* Begin Supplied data *

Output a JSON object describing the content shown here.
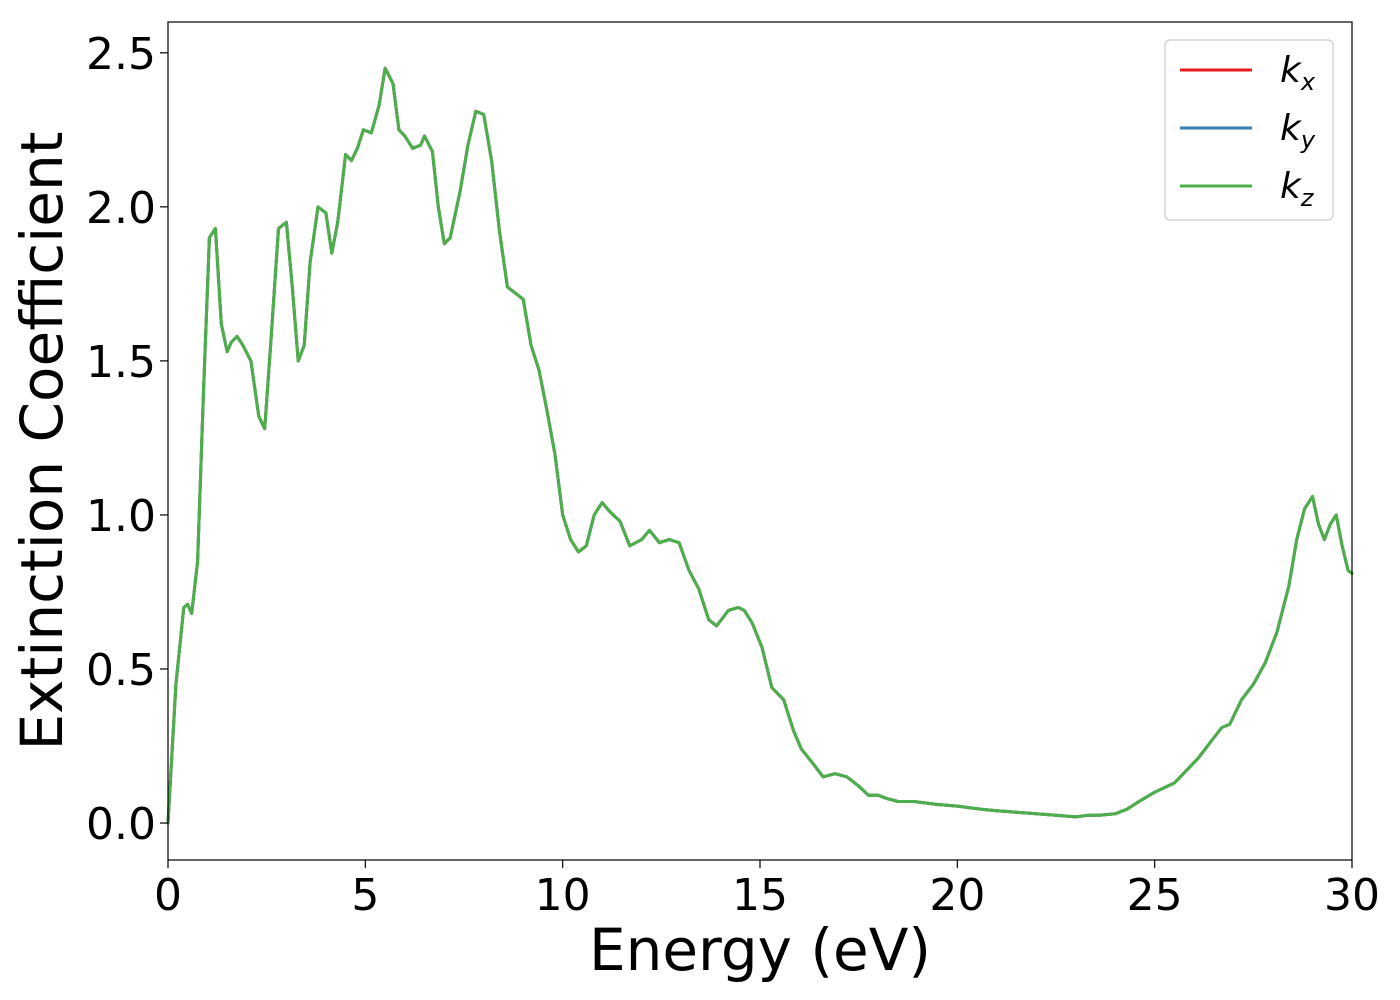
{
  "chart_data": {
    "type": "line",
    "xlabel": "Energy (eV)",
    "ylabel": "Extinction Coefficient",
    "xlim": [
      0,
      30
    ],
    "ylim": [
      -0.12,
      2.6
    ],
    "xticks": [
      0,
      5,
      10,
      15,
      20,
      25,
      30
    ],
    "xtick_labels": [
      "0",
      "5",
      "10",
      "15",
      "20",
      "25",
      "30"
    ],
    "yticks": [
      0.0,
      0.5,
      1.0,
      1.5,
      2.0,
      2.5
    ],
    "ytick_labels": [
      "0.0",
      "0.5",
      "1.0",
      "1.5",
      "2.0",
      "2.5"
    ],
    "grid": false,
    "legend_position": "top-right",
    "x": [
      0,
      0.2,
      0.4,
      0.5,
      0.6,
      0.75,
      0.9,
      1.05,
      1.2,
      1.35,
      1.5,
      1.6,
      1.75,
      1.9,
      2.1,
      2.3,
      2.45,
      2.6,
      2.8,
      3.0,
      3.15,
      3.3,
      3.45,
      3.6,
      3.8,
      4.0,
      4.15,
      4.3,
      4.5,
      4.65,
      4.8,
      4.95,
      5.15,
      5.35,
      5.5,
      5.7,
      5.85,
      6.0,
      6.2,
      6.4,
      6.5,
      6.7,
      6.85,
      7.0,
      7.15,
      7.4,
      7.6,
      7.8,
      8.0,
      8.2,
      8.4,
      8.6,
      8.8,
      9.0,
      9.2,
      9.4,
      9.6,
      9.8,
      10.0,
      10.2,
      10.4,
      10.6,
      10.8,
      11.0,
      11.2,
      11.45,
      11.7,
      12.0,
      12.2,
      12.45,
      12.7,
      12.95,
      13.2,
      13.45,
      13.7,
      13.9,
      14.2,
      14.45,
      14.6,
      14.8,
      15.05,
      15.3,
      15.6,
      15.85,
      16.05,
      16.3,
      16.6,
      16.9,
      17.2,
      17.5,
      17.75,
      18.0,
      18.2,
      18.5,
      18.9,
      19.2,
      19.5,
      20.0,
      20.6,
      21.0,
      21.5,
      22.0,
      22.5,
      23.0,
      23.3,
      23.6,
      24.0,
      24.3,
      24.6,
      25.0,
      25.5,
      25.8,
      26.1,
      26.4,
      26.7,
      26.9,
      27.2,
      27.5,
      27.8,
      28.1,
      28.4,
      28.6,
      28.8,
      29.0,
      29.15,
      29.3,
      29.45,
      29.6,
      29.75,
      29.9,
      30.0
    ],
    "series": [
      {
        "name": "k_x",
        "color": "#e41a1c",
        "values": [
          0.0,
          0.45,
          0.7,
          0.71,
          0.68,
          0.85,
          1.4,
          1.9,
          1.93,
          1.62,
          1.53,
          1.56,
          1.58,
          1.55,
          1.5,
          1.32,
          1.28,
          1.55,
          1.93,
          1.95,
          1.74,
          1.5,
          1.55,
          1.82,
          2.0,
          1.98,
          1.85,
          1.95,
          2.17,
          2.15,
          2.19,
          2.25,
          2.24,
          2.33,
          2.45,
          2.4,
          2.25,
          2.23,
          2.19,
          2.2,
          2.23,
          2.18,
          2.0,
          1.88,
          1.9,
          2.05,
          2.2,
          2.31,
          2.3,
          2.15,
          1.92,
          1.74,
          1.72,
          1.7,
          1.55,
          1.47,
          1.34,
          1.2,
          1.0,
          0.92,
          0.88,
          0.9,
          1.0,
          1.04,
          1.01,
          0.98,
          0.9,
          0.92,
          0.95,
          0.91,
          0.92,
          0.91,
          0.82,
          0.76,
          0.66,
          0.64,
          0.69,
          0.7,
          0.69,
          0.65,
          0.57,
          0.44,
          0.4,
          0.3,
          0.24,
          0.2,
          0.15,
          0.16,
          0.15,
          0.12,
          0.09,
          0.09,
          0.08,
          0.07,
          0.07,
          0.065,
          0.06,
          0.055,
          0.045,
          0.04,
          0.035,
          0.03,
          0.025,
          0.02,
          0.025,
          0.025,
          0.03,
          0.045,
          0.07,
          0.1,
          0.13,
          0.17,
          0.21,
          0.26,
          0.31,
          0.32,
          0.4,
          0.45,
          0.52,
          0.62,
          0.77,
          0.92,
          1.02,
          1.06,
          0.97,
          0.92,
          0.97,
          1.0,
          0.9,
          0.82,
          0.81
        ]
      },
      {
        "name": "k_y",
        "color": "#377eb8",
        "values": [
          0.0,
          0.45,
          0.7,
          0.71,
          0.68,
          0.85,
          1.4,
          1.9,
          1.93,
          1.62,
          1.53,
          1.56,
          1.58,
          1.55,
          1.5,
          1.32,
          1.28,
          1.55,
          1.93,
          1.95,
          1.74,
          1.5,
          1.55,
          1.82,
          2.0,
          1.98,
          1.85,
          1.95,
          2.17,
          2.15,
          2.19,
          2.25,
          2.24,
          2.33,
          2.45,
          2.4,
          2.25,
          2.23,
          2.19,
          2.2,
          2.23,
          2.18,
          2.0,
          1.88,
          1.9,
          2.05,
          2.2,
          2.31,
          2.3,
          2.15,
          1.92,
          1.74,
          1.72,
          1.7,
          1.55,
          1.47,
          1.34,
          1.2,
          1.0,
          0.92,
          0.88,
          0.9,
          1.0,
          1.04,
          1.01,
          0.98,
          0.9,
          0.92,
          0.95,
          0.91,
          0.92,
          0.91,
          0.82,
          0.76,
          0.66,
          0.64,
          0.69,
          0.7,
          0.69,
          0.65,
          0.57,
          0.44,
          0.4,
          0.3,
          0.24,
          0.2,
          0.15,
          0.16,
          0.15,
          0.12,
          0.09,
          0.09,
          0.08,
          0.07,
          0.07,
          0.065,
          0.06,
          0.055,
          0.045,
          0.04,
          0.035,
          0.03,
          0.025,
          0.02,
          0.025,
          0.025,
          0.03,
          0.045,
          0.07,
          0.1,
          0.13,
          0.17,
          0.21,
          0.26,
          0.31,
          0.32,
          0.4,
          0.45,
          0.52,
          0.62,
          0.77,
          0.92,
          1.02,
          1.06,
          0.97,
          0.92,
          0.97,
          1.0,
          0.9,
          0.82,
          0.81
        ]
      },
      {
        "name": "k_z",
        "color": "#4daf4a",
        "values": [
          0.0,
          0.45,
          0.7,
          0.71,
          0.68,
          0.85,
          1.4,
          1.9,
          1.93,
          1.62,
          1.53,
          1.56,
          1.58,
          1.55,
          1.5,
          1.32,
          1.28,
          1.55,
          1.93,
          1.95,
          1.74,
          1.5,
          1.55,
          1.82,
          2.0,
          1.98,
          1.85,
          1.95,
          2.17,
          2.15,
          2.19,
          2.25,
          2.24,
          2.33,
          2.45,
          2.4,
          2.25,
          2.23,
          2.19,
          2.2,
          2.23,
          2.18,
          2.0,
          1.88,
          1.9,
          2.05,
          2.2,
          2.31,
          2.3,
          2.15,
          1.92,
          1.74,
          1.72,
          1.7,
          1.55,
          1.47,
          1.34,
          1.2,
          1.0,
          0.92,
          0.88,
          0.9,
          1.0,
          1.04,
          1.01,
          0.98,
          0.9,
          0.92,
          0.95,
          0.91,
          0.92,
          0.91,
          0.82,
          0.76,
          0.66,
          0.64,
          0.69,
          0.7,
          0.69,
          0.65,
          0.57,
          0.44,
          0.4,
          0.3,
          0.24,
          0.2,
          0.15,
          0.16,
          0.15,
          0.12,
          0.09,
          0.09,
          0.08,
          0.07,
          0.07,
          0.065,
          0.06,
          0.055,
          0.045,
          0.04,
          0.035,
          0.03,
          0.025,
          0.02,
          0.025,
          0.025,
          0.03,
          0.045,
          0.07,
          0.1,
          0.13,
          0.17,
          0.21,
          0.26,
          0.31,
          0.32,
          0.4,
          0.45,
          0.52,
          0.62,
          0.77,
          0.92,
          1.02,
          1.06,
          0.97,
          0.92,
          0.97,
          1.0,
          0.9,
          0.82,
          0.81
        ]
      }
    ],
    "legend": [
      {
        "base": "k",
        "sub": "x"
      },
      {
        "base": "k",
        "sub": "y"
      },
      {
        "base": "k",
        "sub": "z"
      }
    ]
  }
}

* End Supplied data *

## Your instructions
Locate each line with the word "color" and copy it.

## Result for this exercise
        "color": "#e41a1c",
        "color": "#377eb8",
        "color": "#4daf4a",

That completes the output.